SHORT PROBLEM >>
Using the entries below, return word for word the lines from the one containing "Convert this document image to plain text." up to and including the last.

MATERIAL TO PROCESS >>

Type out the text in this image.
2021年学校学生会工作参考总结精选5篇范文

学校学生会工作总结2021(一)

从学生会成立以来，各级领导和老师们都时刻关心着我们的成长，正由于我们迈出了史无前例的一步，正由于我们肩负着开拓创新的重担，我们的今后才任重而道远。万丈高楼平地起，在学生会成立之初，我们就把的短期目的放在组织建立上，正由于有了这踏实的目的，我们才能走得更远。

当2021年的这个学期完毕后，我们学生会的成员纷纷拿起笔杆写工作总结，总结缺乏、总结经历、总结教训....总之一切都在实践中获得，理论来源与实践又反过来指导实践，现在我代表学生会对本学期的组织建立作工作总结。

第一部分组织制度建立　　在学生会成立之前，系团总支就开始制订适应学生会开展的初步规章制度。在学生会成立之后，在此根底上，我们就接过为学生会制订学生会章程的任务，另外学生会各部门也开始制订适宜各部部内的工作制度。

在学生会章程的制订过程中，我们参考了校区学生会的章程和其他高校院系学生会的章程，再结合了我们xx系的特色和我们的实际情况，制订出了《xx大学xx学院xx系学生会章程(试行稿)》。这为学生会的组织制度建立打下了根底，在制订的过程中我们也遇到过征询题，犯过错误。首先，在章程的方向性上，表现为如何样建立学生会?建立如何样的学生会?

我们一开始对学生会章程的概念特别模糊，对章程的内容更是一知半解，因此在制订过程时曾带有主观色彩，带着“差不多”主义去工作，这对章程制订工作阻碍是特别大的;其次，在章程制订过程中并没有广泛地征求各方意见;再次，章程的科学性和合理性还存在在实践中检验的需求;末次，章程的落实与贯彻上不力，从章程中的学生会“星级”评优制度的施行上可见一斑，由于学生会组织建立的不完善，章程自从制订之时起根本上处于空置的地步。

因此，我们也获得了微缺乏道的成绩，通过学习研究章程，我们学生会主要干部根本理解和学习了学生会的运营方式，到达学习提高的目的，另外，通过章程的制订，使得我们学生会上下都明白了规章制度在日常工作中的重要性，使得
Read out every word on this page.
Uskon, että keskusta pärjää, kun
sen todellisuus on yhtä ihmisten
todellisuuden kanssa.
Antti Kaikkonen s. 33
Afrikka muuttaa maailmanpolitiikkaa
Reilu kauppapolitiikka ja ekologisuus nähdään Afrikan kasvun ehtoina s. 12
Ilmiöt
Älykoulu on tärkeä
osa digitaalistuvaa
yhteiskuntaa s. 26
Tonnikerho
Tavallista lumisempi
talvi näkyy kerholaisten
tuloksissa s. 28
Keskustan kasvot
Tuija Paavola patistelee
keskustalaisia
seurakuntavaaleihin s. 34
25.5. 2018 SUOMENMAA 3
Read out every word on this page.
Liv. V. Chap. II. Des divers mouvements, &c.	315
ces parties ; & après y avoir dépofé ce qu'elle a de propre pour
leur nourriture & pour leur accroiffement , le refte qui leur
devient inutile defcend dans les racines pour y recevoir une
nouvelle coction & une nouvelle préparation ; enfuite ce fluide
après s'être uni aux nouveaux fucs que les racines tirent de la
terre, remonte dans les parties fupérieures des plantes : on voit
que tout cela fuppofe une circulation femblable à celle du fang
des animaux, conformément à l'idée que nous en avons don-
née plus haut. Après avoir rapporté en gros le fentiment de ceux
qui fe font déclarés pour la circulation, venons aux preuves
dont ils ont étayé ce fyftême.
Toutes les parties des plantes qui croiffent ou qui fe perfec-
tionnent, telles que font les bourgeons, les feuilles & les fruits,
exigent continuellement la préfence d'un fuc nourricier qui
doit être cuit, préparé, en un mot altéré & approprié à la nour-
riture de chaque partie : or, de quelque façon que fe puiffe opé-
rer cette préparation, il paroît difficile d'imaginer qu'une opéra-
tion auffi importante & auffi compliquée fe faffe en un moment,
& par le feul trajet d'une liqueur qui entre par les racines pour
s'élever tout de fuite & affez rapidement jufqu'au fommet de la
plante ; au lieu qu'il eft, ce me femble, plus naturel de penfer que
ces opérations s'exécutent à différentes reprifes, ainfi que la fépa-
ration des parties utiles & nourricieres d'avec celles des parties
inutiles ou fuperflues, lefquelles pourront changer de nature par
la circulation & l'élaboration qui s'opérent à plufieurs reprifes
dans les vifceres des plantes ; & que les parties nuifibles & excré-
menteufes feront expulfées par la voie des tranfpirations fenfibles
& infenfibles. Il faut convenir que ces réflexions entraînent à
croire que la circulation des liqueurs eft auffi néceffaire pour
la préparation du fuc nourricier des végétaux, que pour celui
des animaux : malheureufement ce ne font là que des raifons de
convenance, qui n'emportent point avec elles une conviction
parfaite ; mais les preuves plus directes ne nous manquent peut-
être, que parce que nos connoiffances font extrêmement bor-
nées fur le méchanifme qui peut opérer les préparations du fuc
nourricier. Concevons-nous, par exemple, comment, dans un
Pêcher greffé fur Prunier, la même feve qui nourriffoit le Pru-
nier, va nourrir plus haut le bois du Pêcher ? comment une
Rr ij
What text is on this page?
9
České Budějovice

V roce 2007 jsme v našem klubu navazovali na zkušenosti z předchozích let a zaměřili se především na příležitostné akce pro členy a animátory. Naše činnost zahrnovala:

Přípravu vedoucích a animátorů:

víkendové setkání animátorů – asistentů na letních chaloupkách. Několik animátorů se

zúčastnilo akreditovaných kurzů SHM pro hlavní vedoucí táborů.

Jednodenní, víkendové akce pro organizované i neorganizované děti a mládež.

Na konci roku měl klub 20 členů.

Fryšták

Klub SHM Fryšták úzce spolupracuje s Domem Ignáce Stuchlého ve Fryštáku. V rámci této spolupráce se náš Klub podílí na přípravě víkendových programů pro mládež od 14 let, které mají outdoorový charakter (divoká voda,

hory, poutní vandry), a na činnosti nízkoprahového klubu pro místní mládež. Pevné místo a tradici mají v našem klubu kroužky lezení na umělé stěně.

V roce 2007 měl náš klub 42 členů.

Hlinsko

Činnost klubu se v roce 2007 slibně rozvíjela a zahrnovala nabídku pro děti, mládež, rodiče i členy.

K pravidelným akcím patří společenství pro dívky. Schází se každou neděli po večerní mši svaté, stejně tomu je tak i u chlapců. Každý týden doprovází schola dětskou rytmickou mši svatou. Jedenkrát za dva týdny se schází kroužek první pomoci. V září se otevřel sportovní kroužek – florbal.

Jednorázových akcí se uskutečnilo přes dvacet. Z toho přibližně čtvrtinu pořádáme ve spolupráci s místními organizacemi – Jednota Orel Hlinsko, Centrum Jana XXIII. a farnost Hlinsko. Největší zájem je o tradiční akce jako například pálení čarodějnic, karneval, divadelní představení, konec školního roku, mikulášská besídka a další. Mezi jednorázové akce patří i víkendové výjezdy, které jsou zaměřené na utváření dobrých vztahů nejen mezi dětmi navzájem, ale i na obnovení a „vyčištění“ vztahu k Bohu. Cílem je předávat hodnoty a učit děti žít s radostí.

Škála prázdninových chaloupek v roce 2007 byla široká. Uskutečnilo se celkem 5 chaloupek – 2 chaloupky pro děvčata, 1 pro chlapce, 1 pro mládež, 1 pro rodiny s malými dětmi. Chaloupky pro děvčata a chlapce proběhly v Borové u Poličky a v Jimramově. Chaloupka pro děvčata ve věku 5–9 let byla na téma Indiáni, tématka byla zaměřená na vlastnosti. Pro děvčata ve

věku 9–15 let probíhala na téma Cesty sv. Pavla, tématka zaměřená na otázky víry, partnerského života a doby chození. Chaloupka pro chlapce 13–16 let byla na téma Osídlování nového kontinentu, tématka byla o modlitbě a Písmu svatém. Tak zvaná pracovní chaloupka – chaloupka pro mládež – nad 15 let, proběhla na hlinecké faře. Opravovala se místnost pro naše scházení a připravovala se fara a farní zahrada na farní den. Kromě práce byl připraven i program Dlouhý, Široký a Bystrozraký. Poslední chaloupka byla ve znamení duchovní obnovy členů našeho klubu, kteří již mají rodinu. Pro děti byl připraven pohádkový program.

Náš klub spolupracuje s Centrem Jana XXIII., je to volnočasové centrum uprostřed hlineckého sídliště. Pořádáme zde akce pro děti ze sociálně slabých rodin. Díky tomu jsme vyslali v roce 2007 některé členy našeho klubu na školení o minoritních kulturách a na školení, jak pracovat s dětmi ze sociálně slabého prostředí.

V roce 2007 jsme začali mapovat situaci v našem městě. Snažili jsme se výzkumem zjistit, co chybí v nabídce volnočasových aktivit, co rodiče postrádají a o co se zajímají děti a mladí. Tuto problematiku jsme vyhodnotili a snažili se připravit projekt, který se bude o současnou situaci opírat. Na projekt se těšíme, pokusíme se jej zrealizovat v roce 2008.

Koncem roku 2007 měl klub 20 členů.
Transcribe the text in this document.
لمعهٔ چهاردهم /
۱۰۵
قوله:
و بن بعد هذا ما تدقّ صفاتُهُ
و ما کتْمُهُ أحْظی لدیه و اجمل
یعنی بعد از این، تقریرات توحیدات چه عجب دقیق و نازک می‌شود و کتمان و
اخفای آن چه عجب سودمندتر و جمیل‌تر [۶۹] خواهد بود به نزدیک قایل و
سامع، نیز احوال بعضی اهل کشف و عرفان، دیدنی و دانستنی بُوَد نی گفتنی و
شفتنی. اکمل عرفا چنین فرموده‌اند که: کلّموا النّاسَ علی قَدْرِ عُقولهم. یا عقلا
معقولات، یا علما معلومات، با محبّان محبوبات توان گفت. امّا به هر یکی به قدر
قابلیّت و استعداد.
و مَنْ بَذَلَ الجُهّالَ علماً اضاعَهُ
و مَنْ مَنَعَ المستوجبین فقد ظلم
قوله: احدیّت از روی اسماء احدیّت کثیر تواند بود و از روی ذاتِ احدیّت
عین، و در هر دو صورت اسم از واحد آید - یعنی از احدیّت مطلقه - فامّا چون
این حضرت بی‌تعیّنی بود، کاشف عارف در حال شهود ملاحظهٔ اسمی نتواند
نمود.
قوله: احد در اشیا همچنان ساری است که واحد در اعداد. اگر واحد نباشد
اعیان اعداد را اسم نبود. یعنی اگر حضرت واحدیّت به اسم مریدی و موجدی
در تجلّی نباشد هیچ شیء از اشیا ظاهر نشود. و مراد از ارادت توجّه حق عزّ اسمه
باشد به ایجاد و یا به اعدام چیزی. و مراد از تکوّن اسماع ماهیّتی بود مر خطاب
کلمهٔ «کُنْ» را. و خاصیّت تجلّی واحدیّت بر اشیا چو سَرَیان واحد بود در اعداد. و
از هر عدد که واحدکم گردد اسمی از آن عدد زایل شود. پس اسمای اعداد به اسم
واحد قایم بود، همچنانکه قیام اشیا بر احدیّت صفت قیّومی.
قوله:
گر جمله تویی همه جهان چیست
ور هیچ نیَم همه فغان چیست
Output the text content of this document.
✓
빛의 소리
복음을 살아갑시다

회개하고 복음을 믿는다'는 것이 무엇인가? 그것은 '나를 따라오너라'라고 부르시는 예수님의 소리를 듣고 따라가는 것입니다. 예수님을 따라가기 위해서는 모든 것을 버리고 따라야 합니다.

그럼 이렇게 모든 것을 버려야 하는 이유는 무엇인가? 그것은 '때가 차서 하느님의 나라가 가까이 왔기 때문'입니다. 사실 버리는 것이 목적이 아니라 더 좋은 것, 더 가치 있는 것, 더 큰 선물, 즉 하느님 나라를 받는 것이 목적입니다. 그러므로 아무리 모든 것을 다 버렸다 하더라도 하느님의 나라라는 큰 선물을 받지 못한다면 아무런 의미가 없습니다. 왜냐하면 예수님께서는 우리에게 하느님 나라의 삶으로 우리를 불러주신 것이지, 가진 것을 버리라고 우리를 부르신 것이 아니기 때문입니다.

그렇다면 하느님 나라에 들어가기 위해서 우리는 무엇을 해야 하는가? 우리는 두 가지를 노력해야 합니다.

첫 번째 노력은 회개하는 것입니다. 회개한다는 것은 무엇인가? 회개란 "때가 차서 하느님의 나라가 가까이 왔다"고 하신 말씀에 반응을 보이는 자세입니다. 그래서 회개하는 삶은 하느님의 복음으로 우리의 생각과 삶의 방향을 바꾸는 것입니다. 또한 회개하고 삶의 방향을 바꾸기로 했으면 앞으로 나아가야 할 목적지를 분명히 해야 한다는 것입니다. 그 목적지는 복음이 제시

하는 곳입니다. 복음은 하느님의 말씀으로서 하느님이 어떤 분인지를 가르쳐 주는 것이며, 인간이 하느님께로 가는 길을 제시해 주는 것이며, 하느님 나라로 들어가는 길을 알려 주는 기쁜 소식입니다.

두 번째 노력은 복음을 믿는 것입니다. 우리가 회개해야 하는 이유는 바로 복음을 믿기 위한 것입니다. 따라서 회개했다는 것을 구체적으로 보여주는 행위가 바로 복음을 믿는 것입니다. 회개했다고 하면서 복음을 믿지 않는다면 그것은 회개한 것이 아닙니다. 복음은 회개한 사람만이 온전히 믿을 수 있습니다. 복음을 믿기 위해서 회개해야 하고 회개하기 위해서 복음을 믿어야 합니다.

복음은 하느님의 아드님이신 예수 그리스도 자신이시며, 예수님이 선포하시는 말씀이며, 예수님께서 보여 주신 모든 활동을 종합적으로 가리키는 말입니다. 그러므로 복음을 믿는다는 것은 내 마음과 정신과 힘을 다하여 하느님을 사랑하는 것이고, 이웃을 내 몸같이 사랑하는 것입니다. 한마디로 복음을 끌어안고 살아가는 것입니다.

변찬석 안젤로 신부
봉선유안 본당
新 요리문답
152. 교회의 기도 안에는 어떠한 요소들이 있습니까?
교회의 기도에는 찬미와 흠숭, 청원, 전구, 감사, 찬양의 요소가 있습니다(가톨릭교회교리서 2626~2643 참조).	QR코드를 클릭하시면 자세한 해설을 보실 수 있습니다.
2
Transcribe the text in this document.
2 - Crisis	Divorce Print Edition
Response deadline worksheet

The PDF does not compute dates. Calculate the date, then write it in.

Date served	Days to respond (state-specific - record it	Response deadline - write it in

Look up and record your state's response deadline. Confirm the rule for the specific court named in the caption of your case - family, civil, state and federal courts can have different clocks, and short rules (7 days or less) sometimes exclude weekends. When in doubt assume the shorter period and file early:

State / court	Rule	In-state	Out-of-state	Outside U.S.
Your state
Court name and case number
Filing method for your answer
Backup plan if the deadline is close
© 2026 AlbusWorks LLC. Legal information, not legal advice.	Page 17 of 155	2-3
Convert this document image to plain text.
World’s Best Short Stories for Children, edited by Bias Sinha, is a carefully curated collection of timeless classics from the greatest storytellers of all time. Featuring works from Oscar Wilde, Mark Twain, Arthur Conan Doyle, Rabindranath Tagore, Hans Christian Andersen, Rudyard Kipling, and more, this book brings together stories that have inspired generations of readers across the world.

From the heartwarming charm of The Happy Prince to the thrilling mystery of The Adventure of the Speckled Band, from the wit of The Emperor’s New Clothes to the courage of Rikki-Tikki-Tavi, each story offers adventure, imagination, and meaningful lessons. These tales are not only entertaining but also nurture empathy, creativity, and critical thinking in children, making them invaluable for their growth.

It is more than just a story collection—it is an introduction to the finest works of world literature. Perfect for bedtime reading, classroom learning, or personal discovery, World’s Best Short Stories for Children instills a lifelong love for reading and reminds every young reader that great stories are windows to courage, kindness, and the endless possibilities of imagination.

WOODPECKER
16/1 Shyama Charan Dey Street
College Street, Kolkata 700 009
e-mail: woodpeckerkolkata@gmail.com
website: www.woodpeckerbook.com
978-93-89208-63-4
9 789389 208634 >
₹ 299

SOLUTION FOR THIS EXERCISE >>
Convert this document image to plain text.
World’s Best Short Stories for Children, edited by Bias Sinha, is a carefully curated collection of timeless classics from the greatest storytellers of all time. Featuring works from Oscar Wilde, Mark Twain, Arthur Conan Doyle, Rabindranath Tagore, Hans Christian Andersen, Rudyard Kipling, and more, this book brings together stories that have inspired generations of readers across the world.

From the heartwarming charm of The Happy Prince to the thrilling mystery of The Adventure of the Speckled Band, from the wit of The Emperor’s New Clothes to the courage of Rikki-Tikki-Tavi, each story offers adventure, imagination, and meaningful lessons. These tales are not only entertaining but also nurture empathy, creativity, and critical thinking in children, making them invaluable for their growth.

It is more than just a story collection—it is an introduction to the finest works of world literature. Perfect for bedtime reading, classroom learning, or personal discovery, World’s Best Short Stories for Children instills a lifelong love for reading and reminds every young reader that great stories are windows to courage, kindness, and the endless possibilities of imagination.

WOODPECKER
16/1 Shyama Charan Dey Street
College Street, Kolkata 700 009
e-mail: woodpeckerkolkata@gmail.com
website: www.woodpeckerbook.com
978-93-89208-63-4
9 789389 208634 >
₹ 299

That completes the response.